» TASK
Copy out the listing that follows exactly, dropping every picture.

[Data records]
* BEGIN *

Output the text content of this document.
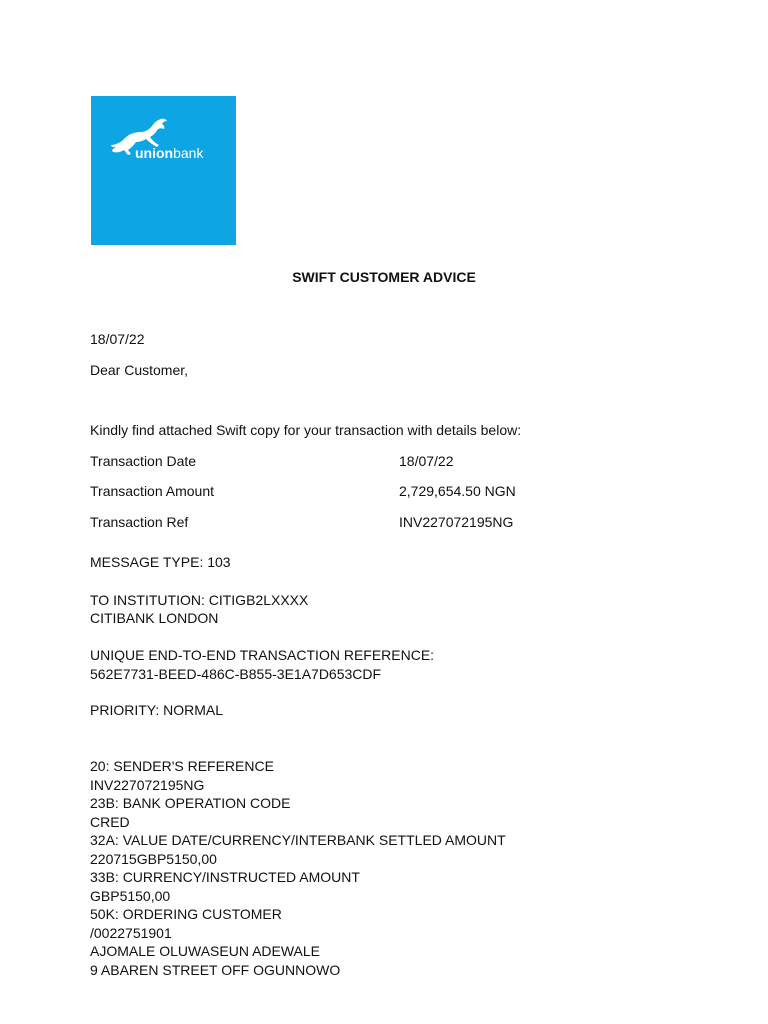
unionbank
SWIFT CUSTOMER ADVICE
18/07/22
Dear Customer,
Kindly find attached Swift copy for your transaction with details below:
Transaction Date	18/07/22
Transaction Amount	2,729,654.50 NGN
Transaction Ref	INV227072195NG
MESSAGE TYPE: 103
TO INSTITUTION: CITIGB2LXXXX
CITIBANK LONDON
UNIQUE END-TO-END TRANSACTION REFERENCE:
562E7731-BEED-486C-B855-3E1A7D653CDF
PRIORITY: NORMAL
20: SENDER'S REFERENCE
INV227072195NG
23B: BANK OPERATION CODE
CRED
32A: VALUE DATE/CURRENCY/INTERBANK SETTLED AMOUNT
220715GBP5150,00
33B: CURRENCY/INSTRUCTED AMOUNT
GBP5150,00
50K: ORDERING CUSTOMER
/0022751901
AJOMALE OLUWASEUN ADEWALE
9 ABAREN STREET OFF OGUNNOWO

* END *

» RESPONSE TO THIS TASK
Output the text content of this document.
unionbank
SWIFT CUSTOMER ADVICE
18/07/22
Dear Customer,
Kindly find attached Swift copy for your transaction with details below:
Transaction Date	18/07/22
Transaction Amount	2,729,654.50 NGN
Transaction Ref	INV227072195NG
MESSAGE TYPE: 103
TO INSTITUTION: CITIGB2LXXXX
CITIBANK LONDON
UNIQUE END-TO-END TRANSACTION REFERENCE:
562E7731-BEED-486C-B855-3E1A7D653CDF
PRIORITY: NORMAL
20: SENDER'S REFERENCE
INV227072195NG
23B: BANK OPERATION CODE
CRED
32A: VALUE DATE/CURRENCY/INTERBANK SETTLED AMOUNT
220715GBP5150,00
33B: CURRENCY/INSTRUCTED AMOUNT
GBP5150,00
50K: ORDERING CUSTOMER
/0022751901
AJOMALE OLUWASEUN ADEWALE
9 ABAREN STREET OFF OGUNNOWO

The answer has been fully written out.